#### Problem to work on
Transcribe each line of the material as it is, and drop any picture.

#### Records for processing
__________

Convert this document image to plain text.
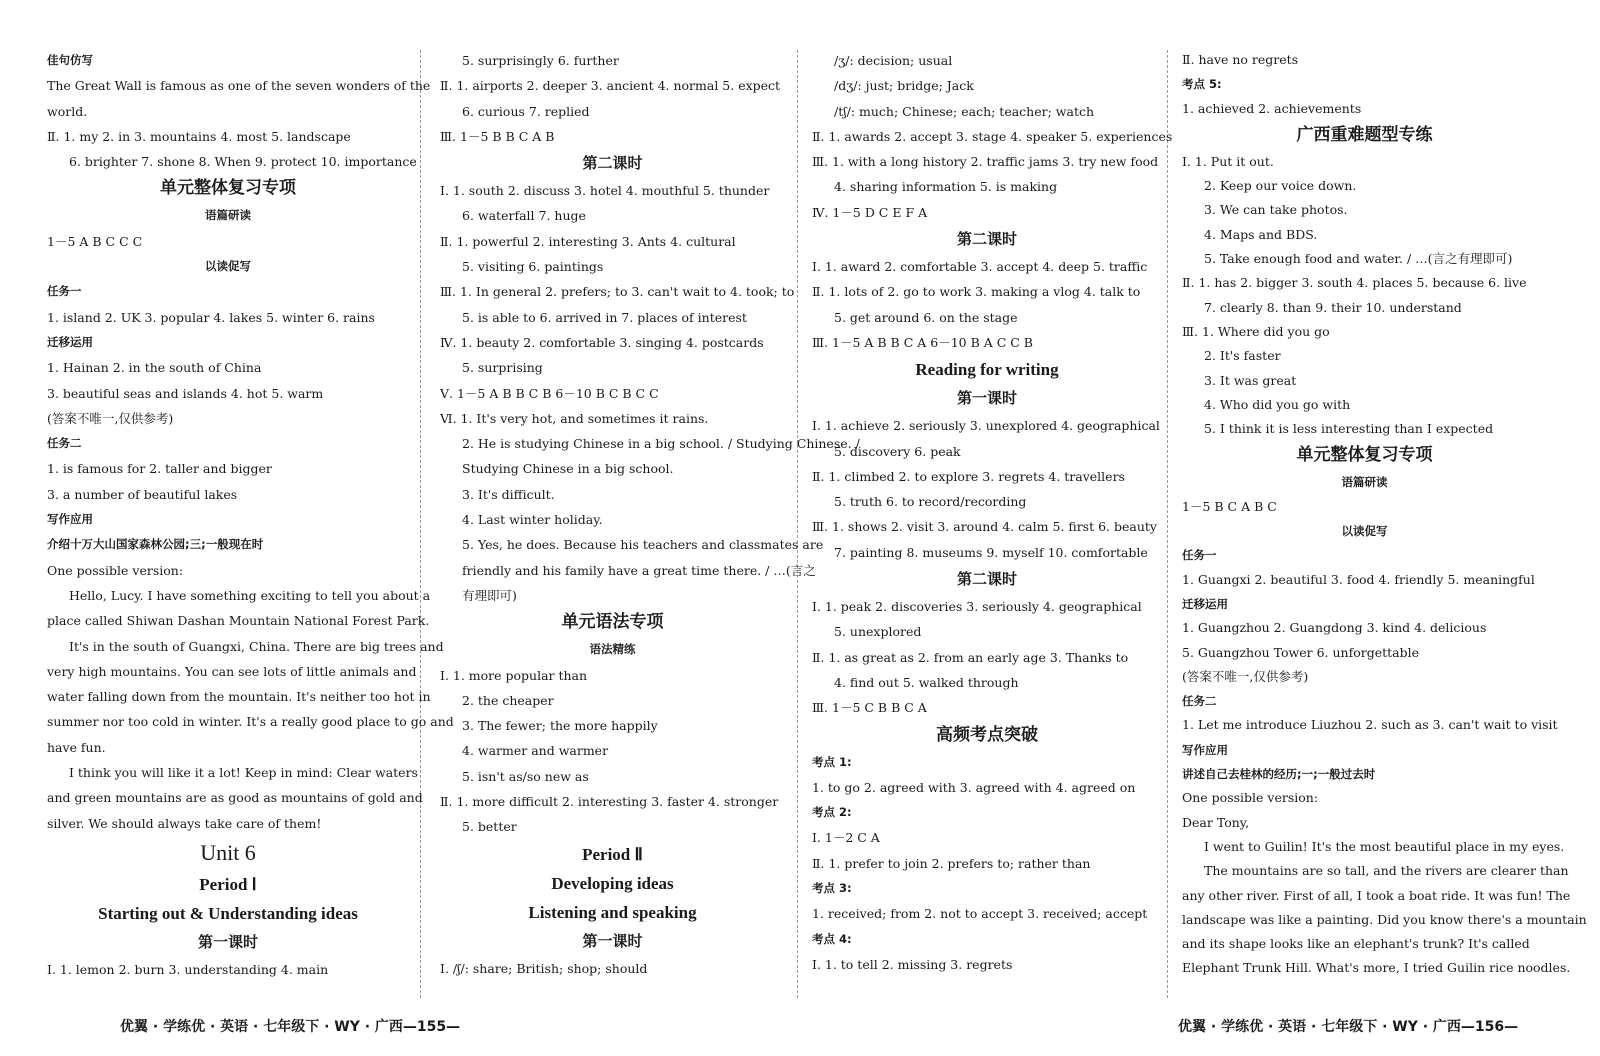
佳句仿写
The Great Wall is famous as one of the seven wonders of the
world.
Ⅱ. 1. my 2. in 3. mountains 4. most 5. landscape
6. brighter 7. shone 8. When 9. protect 10. importance
单元整体复习专项
语篇研读
1－5 A B C C C
以读促写
任务一
1. island 2. UK 3. popular 4. lakes 5. winter 6. rains
迁移运用
1. Hainan 2. in the south of China
3. beautiful seas and islands 4. hot 5. warm
(答案不唯一,仅供参考)
任务二
1. is famous for 2. taller and bigger
3. a number of beautiful lakes
写作应用
介绍十万大山国家森林公园;三;一般现在时
One possible version:
Hello, Lucy. I have something exciting to tell you about a
place called Shiwan Dashan Mountain National Forest Park.
It's in the south of Guangxi, China. There are big trees and
very high mountains. You can see lots of little animals and
water falling down from the mountain. It's neither too hot in
summer nor too cold in winter. It's a really good place to go and
have fun.
I think you will like it a lot! Keep in mind: Clear waters
and green mountains are as good as mountains of gold and
silver. We should always take care of them!
Unit 6
Period Ⅰ
Starting out & Understanding ideas
第一课时
Ⅰ. 1. lemon 2. burn 3. understanding 4. main
5. surprisingly 6. further
Ⅱ. 1. airports 2. deeper 3. ancient 4. normal 5. expect
6. curious 7. replied
Ⅲ. 1－5 B B C A B
第二课时
Ⅰ. 1. south 2. discuss 3. hotel 4. mouthful 5. thunder
6. waterfall 7. huge
Ⅱ. 1. powerful 2. interesting 3. Ants 4. cultural
5. visiting 6. paintings
Ⅲ. 1. In general 2. prefers; to 3. can't wait to 4. took; to
5. is able to 6. arrived in 7. places of interest
Ⅳ. 1. beauty 2. comfortable 3. singing 4. postcards
5. surprising
Ⅴ. 1－5 A B B C B 6－10 B C B C C
Ⅵ. 1. It's very hot, and sometimes it rains.
2. He is studying Chinese in a big school. / Studying Chinese. /
Studying Chinese in a big school.
3. It's difficult.
4. Last winter holiday.
5. Yes, he does. Because his teachers and classmates are
friendly and his family have a great time there. / …(言之
有理即可)
单元语法专项
语法精练
Ⅰ. 1. more popular than
2. the cheaper
3. The fewer; the more happily
4. warmer and warmer
5. isn't as/so new as
Ⅱ. 1. more difficult 2. interesting 3. faster 4. stronger
5. better
Period Ⅱ
Developing ideas
Listening and speaking
第一课时
Ⅰ. /ʃ/: share; British; shop; should
/ʒ/: decision; usual
/dʒ/: just; bridge; Jack
/tʃ/: much; Chinese; each; teacher; watch
Ⅱ. 1. awards 2. accept 3. stage 4. speaker 5. experiences
Ⅲ. 1. with a long history 2. traffic jams 3. try new food
4. sharing information 5. is making
Ⅳ. 1－5 D C E F A
第二课时
Ⅰ. 1. award 2. comfortable 3. accept 4. deep 5. traffic
Ⅱ. 1. lots of 2. go to work 3. making a vlog 4. talk to
5. get around 6. on the stage
Ⅲ. 1－5 A B B C A 6－10 B A C C B
Reading for writing
第一课时
Ⅰ. 1. achieve 2. seriously 3. unexplored 4. geographical
5. discovery 6. peak
Ⅱ. 1. climbed 2. to explore 3. regrets 4. travellers
5. truth 6. to record/recording
Ⅲ. 1. shows 2. visit 3. around 4. calm 5. first 6. beauty
7. painting 8. museums 9. myself 10. comfortable
第二课时
Ⅰ. 1. peak 2. discoveries 3. seriously 4. geographical
5. unexplored
Ⅱ. 1. as great as 2. from an early age 3. Thanks to
4. find out 5. walked through
Ⅲ. 1－5 C B B C A
高频考点突破
考点 1:
1. to go 2. agreed with 3. agreed with 4. agreed on
考点 2:
Ⅰ. 1－2 C A
Ⅱ. 1. prefer to join 2. prefers to; rather than
考点 3:
1. received; from 2. not to accept 3. received; accept
考点 4:
Ⅰ. 1. to tell 2. missing 3. regrets
Ⅱ. have no regrets
考点 5:
1. achieved 2. achievements
广西重难题型专练
Ⅰ. 1. Put it out.
2. Keep our voice down.
3. We can take photos.
4. Maps and BDS.
5. Take enough food and water. / …(言之有理即可)
Ⅱ. 1. has 2. bigger 3. south 4. places 5. because 6. live
7. clearly 8. than 9. their 10. understand
Ⅲ. 1. Where did you go
2. It's faster
3. It was great
4. Who did you go with
5. I think it is less interesting than I expected
单元整体复习专项
语篇研读
1－5 B C A B C
以读促写
任务一
1. Guangxi 2. beautiful 3. food 4. friendly 5. meaningful
迁移运用
1. Guangzhou 2. Guangdong 3. kind 4. delicious
5. Guangzhou Tower 6. unforgettable
(答案不唯一,仅供参考)
任务二
1. Let me introduce Liuzhou 2. such as 3. can't wait to visit
写作应用
讲述自己去桂林的经历;一;一般过去时
One possible version:
Dear Tony,
I went to Guilin! It's the most beautiful place in my eyes.
The mountains are so tall, and the rivers are clearer than
any other river. First of all, I took a boat ride. It was fun! The
landscape was like a painting. Did you know there's a mountain
and its shape looks like an elephant's trunk? It's called
Elephant Trunk Hill. What's more, I tried Guilin rice noodles.
优翼 · 学练优 · 英语 · 七年级下 · WY · 广西—155—	优翼 · 学练优 · 英语 · 七年级下 · WY · 广西—156—
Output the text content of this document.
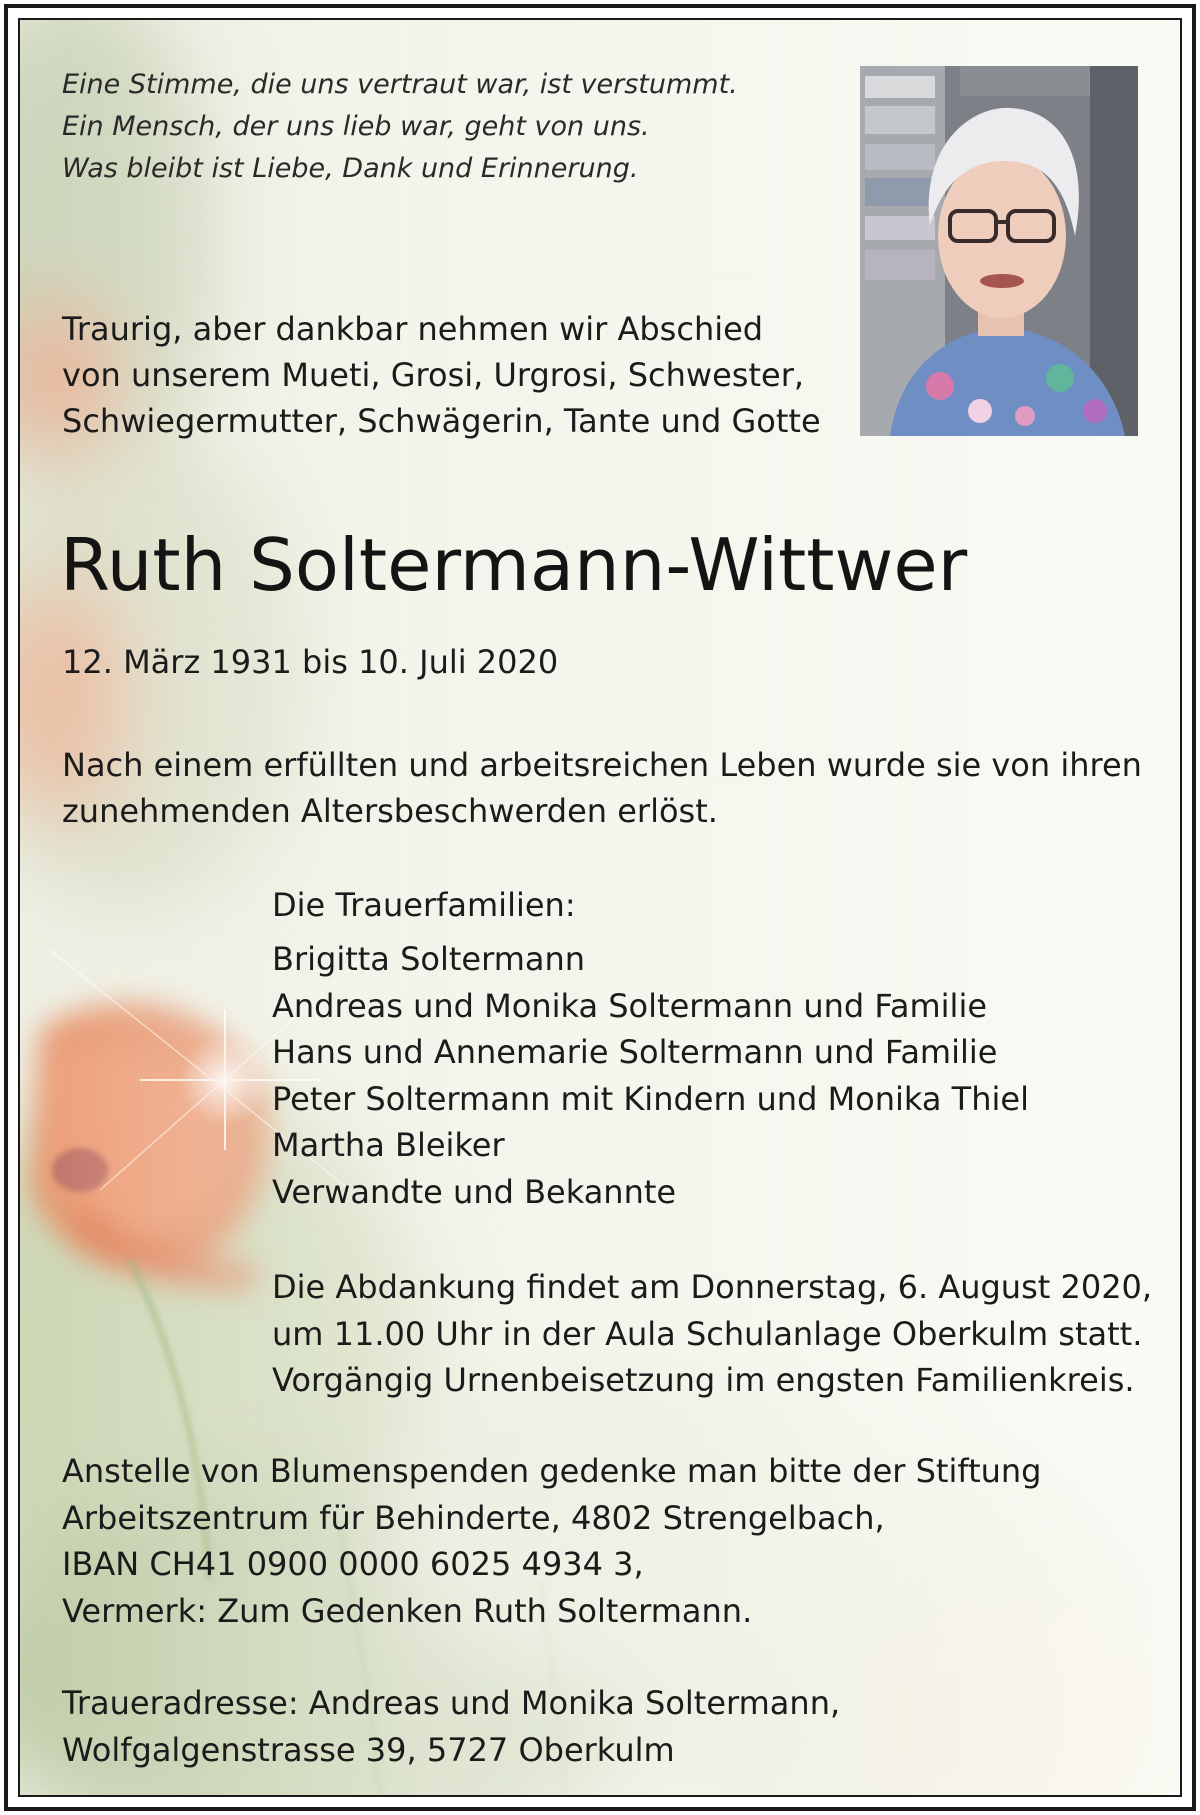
Eine Stimme, die uns vertraut war, ist verstummt.
Ein Mensch, der uns lieb war, geht von uns.
Was bleibt ist Liebe, Dank und Erinnerung.
Traurig, aber dankbar nehmen wir Abschied
von unserem Mueti, Grosi, Urgrosi, Schwester,
Schwiegermutter, Schwägerin, Tante und Gotte
Ruth Soltermann-Wittwer
12. März 1931 bis 10. Juli 2020
Nach einem erfüllten und arbeitsreichen Leben wurde sie von ihren
zunehmenden Altersbeschwerden erlöst.
Die Trauerfamilien:
Brigitta Soltermann
Andreas und Monika Soltermann und Familie
Hans und Annemarie Soltermann und Familie
Peter Soltermann mit Kindern und Monika Thiel
Martha Bleiker
Verwandte und Bekannte
Die Abdankung findet am Donnerstag, 6. August 2020,
um 11.00 Uhr in der Aula Schulanlage Oberkulm statt.
Vorgängig Urnenbeisetzung im engsten Familienkreis.
Anstelle von Blumenspenden gedenke man bitte der Stiftung
Arbeitszentrum für Behinderte, 4802 Strengelbach,
IBAN CH41 0900 0000 6025 4934 3,
Vermerk: Zum Gedenken Ruth Soltermann.
Traueradresse: Andreas und Monika Soltermann,
Wolfgalgenstrasse 39, 5727 Oberkulm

__________

#### Written answer
Convert this document image to plain text.
佳句仿写
The Great Wall is famous as one of the seven wonders of the
world.
Ⅱ. 1. my 2. in 3. mountains 4. most 5. landscape
6. brighter 7. shone 8. When 9. protect 10. importance
单元整体复习专项
语篇研读
1－5 A B C C C
以读促写
任务一
1. island 2. UK 3. popular 4. lakes 5. winter 6. rains
迁移运用
1. Hainan 2. in the south of China
3. beautiful seas and islands 4. hot 5. warm
(答案不唯一,仅供参考)
任务二
1. is famous for 2. taller and bigger
3. a number of beautiful lakes
写作应用
介绍十万大山国家森林公园;三;一般现在时
One possible version:
Hello, Lucy. I have something exciting to tell you about a
place called Shiwan Dashan Mountain National Forest Park.
It's in the south of Guangxi, China. There are big trees and
very high mountains. You can see lots of little animals and
water falling down from the mountain. It's neither too hot in
summer nor too cold in winter. It's a really good place to go and
have fun.
I think you will like it a lot! Keep in mind: Clear waters
and green mountains are as good as mountains of gold and
silver. We should always take care of them!
Unit 6
Period Ⅰ
Starting out & Understanding ideas
第一课时
Ⅰ. 1. lemon 2. burn 3. understanding 4. main
5. surprisingly 6. further
Ⅱ. 1. airports 2. deeper 3. ancient 4. normal 5. expect
6. curious 7. replied
Ⅲ. 1－5 B B C A B
第二课时
Ⅰ. 1. south 2. discuss 3. hotel 4. mouthful 5. thunder
6. waterfall 7. huge
Ⅱ. 1. powerful 2. interesting 3. Ants 4. cultural
5. visiting 6. paintings
Ⅲ. 1. In general 2. prefers; to 3. can't wait to 4. took; to
5. is able to 6. arrived in 7. places of interest
Ⅳ. 1. beauty 2. comfortable 3. singing 4. postcards
5. surprising
Ⅴ. 1－5 A B B C B 6－10 B C B C C
Ⅵ. 1. It's very hot, and sometimes it rains.
2. He is studying Chinese in a big school. / Studying Chinese. /
Studying Chinese in a big school.
3. It's difficult.
4. Last winter holiday.
5. Yes, he does. Because his teachers and classmates are
friendly and his family have a great time there. / …(言之
有理即可)
单元语法专项
语法精练
Ⅰ. 1. more popular than
2. the cheaper
3. The fewer; the more happily
4. warmer and warmer
5. isn't as/so new as
Ⅱ. 1. more difficult 2. interesting 3. faster 4. stronger
5. better
Period Ⅱ
Developing ideas
Listening and speaking
第一课时
Ⅰ. /ʃ/: share; British; shop; should
/ʒ/: decision; usual
/dʒ/: just; bridge; Jack
/tʃ/: much; Chinese; each; teacher; watch
Ⅱ. 1. awards 2. accept 3. stage 4. speaker 5. experiences
Ⅲ. 1. with a long history 2. traffic jams 3. try new food
4. sharing information 5. is making
Ⅳ. 1－5 D C E F A
第二课时
Ⅰ. 1. award 2. comfortable 3. accept 4. deep 5. traffic
Ⅱ. 1. lots of 2. go to work 3. making a vlog 4. talk to
5. get around 6. on the stage
Ⅲ. 1－5 A B B C A 6－10 B A C C B
Reading for writing
第一课时
Ⅰ. 1. achieve 2. seriously 3. unexplored 4. geographical
5. discovery 6. peak
Ⅱ. 1. climbed 2. to explore 3. regrets 4. travellers
5. truth 6. to record/recording
Ⅲ. 1. shows 2. visit 3. around 4. calm 5. first 6. beauty
7. painting 8. museums 9. myself 10. comfortable
第二课时
Ⅰ. 1. peak 2. discoveries 3. seriously 4. geographical
5. unexplored
Ⅱ. 1. as great as 2. from an early age 3. Thanks to
4. find out 5. walked through
Ⅲ. 1－5 C B B C A
高频考点突破
考点 1:
1. to go 2. agreed with 3. agreed with 4. agreed on
考点 2:
Ⅰ. 1－2 C A
Ⅱ. 1. prefer to join 2. prefers to; rather than
考点 3:
1. received; from 2. not to accept 3. received; accept
考点 4:
Ⅰ. 1. to tell 2. missing 3. regrets
Ⅱ. have no regrets
考点 5:
1. achieved 2. achievements
广西重难题型专练
Ⅰ. 1. Put it out.
2. Keep our voice down.
3. We can take photos.
4. Maps and BDS.
5. Take enough food and water. / …(言之有理即可)
Ⅱ. 1. has 2. bigger 3. south 4. places 5. because 6. live
7. clearly 8. than 9. their 10. understand
Ⅲ. 1. Where did you go
2. It's faster
3. It was great
4. Who did you go with
5. I think it is less interesting than I expected
单元整体复习专项
语篇研读
1－5 B C A B C
以读促写
任务一
1. Guangxi 2. beautiful 3. food 4. friendly 5. meaningful
迁移运用
1. Guangzhou 2. Guangdong 3. kind 4. delicious
5. Guangzhou Tower 6. unforgettable
(答案不唯一,仅供参考)
任务二
1. Let me introduce Liuzhou 2. such as 3. can't wait to visit
写作应用
讲述自己去桂林的经历;一;一般过去时
One possible version:
Dear Tony,
I went to Guilin! It's the most beautiful place in my eyes.
The mountains are so tall, and the rivers are clearer than
any other river. First of all, I took a boat ride. It was fun! The
landscape was like a painting. Did you know there's a mountain
and its shape looks like an elephant's trunk? It's called
Elephant Trunk Hill. What's more, I tried Guilin rice noodles.
优翼 · 学练优 · 英语 · 七年级下 · WY · 广西—155—	优翼 · 学练优 · 英语 · 七年级下 · WY · 广西—156—
Output the text content of this document.
Eine Stimme, die uns vertraut war, ist verstummt.
Ein Mensch, der uns lieb war, geht von uns.
Was bleibt ist Liebe, Dank und Erinnerung.
Traurig, aber dankbar nehmen wir Abschied
von unserem Mueti, Grosi, Urgrosi, Schwester,
Schwiegermutter, Schwägerin, Tante und Gotte
Ruth Soltermann-Wittwer
12. März 1931 bis 10. Juli 2020
Nach einem erfüllten und arbeitsreichen Leben wurde sie von ihren
zunehmenden Altersbeschwerden erlöst.
Die Trauerfamilien:
Brigitta Soltermann
Andreas und Monika Soltermann und Familie
Hans und Annemarie Soltermann und Familie
Peter Soltermann mit Kindern und Monika Thiel
Martha Bleiker
Verwandte und Bekannte
Die Abdankung findet am Donnerstag, 6. August 2020,
um 11.00 Uhr in der Aula Schulanlage Oberkulm statt.
Vorgängig Urnenbeisetzung im engsten Familienkreis.
Anstelle von Blumenspenden gedenke man bitte der Stiftung
Arbeitszentrum für Behinderte, 4802 Strengelbach,
IBAN CH41 0900 0000 6025 4934 3,
Vermerk: Zum Gedenken Ruth Soltermann.
Traueradresse: Andreas und Monika Soltermann,
Wolfgalgenstrasse 39, 5727 Oberkulm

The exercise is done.